## OBJECTIVE:
Reproduce the listing below without any change.

↓

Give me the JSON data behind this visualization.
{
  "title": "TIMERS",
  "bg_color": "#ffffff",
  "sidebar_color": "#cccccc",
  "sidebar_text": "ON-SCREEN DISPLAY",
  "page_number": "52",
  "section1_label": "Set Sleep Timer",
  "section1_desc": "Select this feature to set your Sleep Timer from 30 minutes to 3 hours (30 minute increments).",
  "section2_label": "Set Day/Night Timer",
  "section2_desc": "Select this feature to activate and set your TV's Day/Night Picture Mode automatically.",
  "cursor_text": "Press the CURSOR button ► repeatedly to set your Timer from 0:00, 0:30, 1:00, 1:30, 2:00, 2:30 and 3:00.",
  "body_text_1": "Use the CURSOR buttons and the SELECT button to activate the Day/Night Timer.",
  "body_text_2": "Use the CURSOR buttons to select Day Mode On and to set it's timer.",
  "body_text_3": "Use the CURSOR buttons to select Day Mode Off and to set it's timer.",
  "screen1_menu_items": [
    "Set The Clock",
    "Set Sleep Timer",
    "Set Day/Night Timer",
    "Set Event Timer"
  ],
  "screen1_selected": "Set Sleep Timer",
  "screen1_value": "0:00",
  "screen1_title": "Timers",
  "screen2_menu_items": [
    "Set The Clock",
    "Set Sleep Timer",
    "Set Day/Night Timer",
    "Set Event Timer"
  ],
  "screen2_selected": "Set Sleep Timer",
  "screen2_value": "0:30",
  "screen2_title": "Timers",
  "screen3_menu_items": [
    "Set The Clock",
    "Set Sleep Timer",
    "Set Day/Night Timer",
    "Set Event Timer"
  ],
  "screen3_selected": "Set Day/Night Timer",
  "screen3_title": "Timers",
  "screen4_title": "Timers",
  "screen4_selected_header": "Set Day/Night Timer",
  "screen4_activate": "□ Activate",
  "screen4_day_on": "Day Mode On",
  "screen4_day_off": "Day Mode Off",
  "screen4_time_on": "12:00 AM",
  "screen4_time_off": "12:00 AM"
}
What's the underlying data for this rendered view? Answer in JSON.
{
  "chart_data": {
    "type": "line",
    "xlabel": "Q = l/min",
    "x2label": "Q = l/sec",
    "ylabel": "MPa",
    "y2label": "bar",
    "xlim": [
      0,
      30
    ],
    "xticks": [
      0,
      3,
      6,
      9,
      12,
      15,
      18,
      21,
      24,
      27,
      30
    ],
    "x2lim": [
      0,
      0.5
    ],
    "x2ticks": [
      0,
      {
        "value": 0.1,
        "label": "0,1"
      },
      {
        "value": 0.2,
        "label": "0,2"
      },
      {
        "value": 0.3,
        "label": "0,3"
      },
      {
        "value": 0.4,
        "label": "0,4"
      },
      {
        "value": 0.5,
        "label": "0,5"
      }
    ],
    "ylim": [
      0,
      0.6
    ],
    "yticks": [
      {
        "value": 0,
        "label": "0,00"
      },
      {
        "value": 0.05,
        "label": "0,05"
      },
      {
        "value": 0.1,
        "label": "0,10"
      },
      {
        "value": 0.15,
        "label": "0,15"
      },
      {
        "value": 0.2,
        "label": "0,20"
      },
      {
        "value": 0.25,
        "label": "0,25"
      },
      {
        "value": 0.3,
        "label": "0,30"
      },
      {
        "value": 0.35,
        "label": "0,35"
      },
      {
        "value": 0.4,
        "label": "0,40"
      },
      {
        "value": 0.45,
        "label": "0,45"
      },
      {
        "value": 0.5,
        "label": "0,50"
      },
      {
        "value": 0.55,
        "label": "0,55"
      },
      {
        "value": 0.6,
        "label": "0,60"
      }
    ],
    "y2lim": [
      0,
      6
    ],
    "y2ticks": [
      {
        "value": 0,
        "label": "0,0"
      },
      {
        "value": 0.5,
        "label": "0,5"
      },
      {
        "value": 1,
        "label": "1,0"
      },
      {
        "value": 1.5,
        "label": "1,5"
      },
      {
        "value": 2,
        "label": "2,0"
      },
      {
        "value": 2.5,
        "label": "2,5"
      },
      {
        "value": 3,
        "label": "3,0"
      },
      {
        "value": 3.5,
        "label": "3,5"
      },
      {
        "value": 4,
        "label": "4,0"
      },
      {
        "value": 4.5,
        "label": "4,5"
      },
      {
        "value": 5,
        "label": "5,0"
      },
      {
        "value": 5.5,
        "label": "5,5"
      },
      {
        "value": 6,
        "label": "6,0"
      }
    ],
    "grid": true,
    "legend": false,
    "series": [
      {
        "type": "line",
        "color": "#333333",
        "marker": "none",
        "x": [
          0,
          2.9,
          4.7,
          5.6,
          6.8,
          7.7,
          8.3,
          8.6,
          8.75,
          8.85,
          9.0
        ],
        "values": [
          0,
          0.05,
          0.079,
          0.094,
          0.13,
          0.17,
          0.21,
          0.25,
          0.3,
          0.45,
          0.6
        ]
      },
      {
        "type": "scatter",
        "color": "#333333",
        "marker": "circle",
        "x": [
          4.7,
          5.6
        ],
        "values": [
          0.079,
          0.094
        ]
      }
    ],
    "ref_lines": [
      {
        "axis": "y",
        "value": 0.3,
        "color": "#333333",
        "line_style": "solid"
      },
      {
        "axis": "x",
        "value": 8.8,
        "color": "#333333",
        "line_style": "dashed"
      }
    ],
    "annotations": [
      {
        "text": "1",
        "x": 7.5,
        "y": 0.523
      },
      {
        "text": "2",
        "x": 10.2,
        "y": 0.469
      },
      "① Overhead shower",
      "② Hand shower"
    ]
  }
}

↑

## ANSWER TO THIS EXERCISE:
Give me the JSON data behind this visualization.
{
  "title": "TIMERS",
  "bg_color": "#ffffff",
  "sidebar_color": "#cccccc",
  "sidebar_text": "ON-SCREEN DISPLAY",
  "page_number": "52",
  "section1_label": "Set Sleep Timer",
  "section1_desc": "Select this feature to set your Sleep Timer from 30 minutes to 3 hours (30 minute increments).",
  "section2_label": "Set Day/Night Timer",
  "section2_desc": "Select this feature to activate and set your TV's Day/Night Picture Mode automatically.",
  "cursor_text": "Press the CURSOR button ► repeatedly to set your Timer from 0:00, 0:30, 1:00, 1:30, 2:00, 2:30 and 3:00.",
  "body_text_1": "Use the CURSOR buttons and the SELECT button to activate the Day/Night Timer.",
  "body_text_2": "Use the CURSOR buttons to select Day Mode On and to set it's timer.",
  "body_text_3": "Use the CURSOR buttons to select Day Mode Off and to set it's timer.",
  "screen1_menu_items": [
    "Set The Clock",
    "Set Sleep Timer",
    "Set Day/Night Timer",
    "Set Event Timer"
  ],
  "screen1_selected": "Set Sleep Timer",
  "screen1_value": "0:00",
  "screen1_title": "Timers",
  "screen2_menu_items": [
    "Set The Clock",
    "Set Sleep Timer",
    "Set Day/Night Timer",
    "Set Event Timer"
  ],
  "screen2_selected": "Set Sleep Timer",
  "screen2_value": "0:30",
  "screen2_title": "Timers",
  "screen3_menu_items": [
    "Set The Clock",
    "Set Sleep Timer",
    "Set Day/Night Timer",
    "Set Event Timer"
  ],
  "screen3_selected": "Set Day/Night Timer",
  "screen3_title": "Timers",
  "screen4_title": "Timers",
  "screen4_selected_header": "Set Day/Night Timer",
  "screen4_activate": "□ Activate",
  "screen4_day_on": "Day Mode On",
  "screen4_day_off": "Day Mode Off",
  "screen4_time_on": "12:00 AM",
  "screen4_time_off": "12:00 AM"
}
What's the underlying data for this rendered view? Answer in JSON.
{
  "chart_data": {
    "type": "line",
    "xlabel": "Q = l/min",
    "x2label": "Q = l/sec",
    "ylabel": "MPa",
    "y2label": "bar",
    "xlim": [
      0,
      30
    ],
    "xticks": [
      0,
      3,
      6,
      9,
      12,
      15,
      18,
      21,
      24,
      27,
      30
    ],
    "x2lim": [
      0,
      0.5
    ],
    "x2ticks": [
      0,
      {
        "value": 0.1,
        "label": "0,1"
      },
      {
        "value": 0.2,
        "label": "0,2"
      },
      {
        "value": 0.3,
        "label": "0,3"
      },
      {
        "value": 0.4,
        "label": "0,4"
      },
      {
        "value": 0.5,
        "label": "0,5"
      }
    ],
    "ylim": [
      0,
      0.6
    ],
    "yticks": [
      {
        "value": 0,
        "label": "0,00"
      },
      {
        "value": 0.05,
        "label": "0,05"
      },
      {
        "value": 0.1,
        "label": "0,10"
      },
      {
        "value": 0.15,
        "label": "0,15"
      },
      {
        "value": 0.2,
        "label": "0,20"
      },
      {
        "value": 0.25,
        "label": "0,25"
      },
      {
        "value": 0.3,
        "label": "0,30"
      },
      {
        "value": 0.35,
        "label": "0,35"
      },
      {
        "value": 0.4,
        "label": "0,40"
      },
      {
        "value": 0.45,
        "label": "0,45"
      },
      {
        "value": 0.5,
        "label": "0,50"
      },
      {
        "value": 0.55,
        "label": "0,55"
      },
      {
        "value": 0.6,
        "label": "0,60"
      }
    ],
    "y2lim": [
      0,
      6
    ],
    "y2ticks": [
      {
        "value": 0,
        "label": "0,0"
      },
      {
        "value": 0.5,
        "label": "0,5"
      },
      {
        "value": 1,
        "label": "1,0"
      },
      {
        "value": 1.5,
        "label": "1,5"
      },
      {
        "value": 2,
        "label": "2,0"
      },
      {
        "value": 2.5,
        "label": "2,5"
      },
      {
        "value": 3,
        "label": "3,0"
      },
      {
        "value": 3.5,
        "label": "3,5"
      },
      {
        "value": 4,
        "label": "4,0"
      },
      {
        "value": 4.5,
        "label": "4,5"
      },
      {
        "value": 5,
        "label": "5,0"
      },
      {
        "value": 5.5,
        "label": "5,5"
      },
      {
        "value": 6,
        "label": "6,0"
      }
    ],
    "grid": true,
    "legend": false,
    "series": [
      {
        "type": "line",
        "color": "#333333",
        "marker": "none",
        "x": [
          0,
          2.9,
          4.7,
          5.6,
          6.8,
          7.7,
          8.3,
          8.6,
          8.75,
          8.85,
          9.0
        ],
        "values": [
          0,
          0.05,
          0.079,
          0.094,
          0.13,
          0.17,
          0.21,
          0.25,
          0.3,
          0.45,
          0.6
        ]
      },
      {
        "type": "scatter",
        "color": "#333333",
        "marker": "circle",
        "x": [
          4.7,
          5.6
        ],
        "values": [
          0.079,
          0.094
        ]
      }
    ],
    "ref_lines": [
      {
        "axis": "y",
        "value": 0.3,
        "color": "#333333",
        "line_style": "solid"
      },
      {
        "axis": "x",
        "value": 8.8,
        "color": "#333333",
        "line_style": "dashed"
      }
    ],
    "annotations": [
      {
        "text": "1",
        "x": 7.5,
        "y": 0.523
      },
      {
        "text": "2",
        "x": 10.2,
        "y": 0.469
      },
      "① Overhead shower",
      "② Hand shower"
    ]
  }
}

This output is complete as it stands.